Extracted data entries:
+ + +
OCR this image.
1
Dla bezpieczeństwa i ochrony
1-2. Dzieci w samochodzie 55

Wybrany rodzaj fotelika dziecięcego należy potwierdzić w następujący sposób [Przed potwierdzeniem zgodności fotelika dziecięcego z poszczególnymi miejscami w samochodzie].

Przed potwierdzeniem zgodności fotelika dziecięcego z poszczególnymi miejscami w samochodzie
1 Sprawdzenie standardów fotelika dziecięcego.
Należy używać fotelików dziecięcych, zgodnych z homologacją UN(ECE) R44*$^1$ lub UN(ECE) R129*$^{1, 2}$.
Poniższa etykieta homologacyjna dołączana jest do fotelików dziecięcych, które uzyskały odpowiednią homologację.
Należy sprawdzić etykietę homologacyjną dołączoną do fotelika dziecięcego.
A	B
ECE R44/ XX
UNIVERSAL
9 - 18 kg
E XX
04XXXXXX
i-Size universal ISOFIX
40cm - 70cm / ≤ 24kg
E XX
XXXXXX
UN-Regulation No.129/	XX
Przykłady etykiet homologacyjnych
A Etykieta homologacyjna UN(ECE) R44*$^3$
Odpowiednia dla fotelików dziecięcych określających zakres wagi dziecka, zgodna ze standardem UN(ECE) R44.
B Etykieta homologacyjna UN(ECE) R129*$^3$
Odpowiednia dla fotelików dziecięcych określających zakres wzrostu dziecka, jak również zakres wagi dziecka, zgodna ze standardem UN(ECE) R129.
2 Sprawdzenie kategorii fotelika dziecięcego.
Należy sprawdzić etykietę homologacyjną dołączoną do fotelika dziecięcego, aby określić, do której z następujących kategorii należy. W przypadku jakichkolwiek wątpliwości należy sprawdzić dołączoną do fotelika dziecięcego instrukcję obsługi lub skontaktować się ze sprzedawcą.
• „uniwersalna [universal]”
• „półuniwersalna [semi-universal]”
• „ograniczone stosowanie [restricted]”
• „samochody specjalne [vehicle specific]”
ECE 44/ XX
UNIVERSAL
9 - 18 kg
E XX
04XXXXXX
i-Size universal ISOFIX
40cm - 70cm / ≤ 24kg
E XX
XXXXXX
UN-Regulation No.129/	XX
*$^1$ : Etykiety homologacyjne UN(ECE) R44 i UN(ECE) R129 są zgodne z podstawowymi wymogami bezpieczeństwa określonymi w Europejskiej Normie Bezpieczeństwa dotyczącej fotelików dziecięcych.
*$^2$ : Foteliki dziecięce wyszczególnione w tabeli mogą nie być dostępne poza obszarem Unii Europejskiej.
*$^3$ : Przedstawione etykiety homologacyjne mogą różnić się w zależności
+ + +
GIVEN PROBLEM
Every record shown above should be written out again exactly.

RESPONSE
OCR this image.
1
Dla bezpieczeństwa i ochrony
1-2. Dzieci w samochodzie 55

Wybrany rodzaj fotelika dziecięcego należy potwierdzić w następujący sposób [Przed potwierdzeniem zgodności fotelika dziecięcego z poszczególnymi miejscami w samochodzie].

Przed potwierdzeniem zgodności fotelika dziecięcego z poszczególnymi miejscami w samochodzie
1 Sprawdzenie standardów fotelika dziecięcego.
Należy używać fotelików dziecięcych, zgodnych z homologacją UN(ECE) R44*$^1$ lub UN(ECE) R129*$^{1, 2}$.
Poniższa etykieta homologacyjna dołączana jest do fotelików dziecięcych, które uzyskały odpowiednią homologację.
Należy sprawdzić etykietę homologacyjną dołączoną do fotelika dziecięcego.
A	B
ECE R44/ XX
UNIVERSAL
9 - 18 kg
E XX
04XXXXXX
i-Size universal ISOFIX
40cm - 70cm / ≤ 24kg
E XX
XXXXXX
UN-Regulation No.129/	XX
Przykłady etykiet homologacyjnych
A Etykieta homologacyjna UN(ECE) R44*$^3$
Odpowiednia dla fotelików dziecięcych określających zakres wagi dziecka, zgodna ze standardem UN(ECE) R44.
B Etykieta homologacyjna UN(ECE) R129*$^3$
Odpowiednia dla fotelików dziecięcych określających zakres wzrostu dziecka, jak również zakres wagi dziecka, zgodna ze standardem UN(ECE) R129.
2 Sprawdzenie kategorii fotelika dziecięcego.
Należy sprawdzić etykietę homologacyjną dołączoną do fotelika dziecięcego, aby określić, do której z następujących kategorii należy. W przypadku jakichkolwiek wątpliwości należy sprawdzić dołączoną do fotelika dziecięcego instrukcję obsługi lub skontaktować się ze sprzedawcą.
• „uniwersalna [universal]”
• „półuniwersalna [semi-universal]”
• „ograniczone stosowanie [restricted]”
• „samochody specjalne [vehicle specific]”
ECE 44/ XX
UNIVERSAL
9 - 18 kg
E XX
04XXXXXX
i-Size universal ISOFIX
40cm - 70cm / ≤ 24kg
E XX
XXXXXX
UN-Regulation No.129/	XX
*$^1$ : Etykiety homologacyjne UN(ECE) R44 i UN(ECE) R129 są zgodne z podstawowymi wymogami bezpieczeństwa określonymi w Europejskiej Normie Bezpieczeństwa dotyczącej fotelików dziecięcych.
*$^2$ : Foteliki dziecięce wyszczególnione w tabeli mogą nie być dostępne poza obszarem Unii Europejskiej.
*$^3$ : Przedstawione etykiety homologacyjne mogą różnić się w zależności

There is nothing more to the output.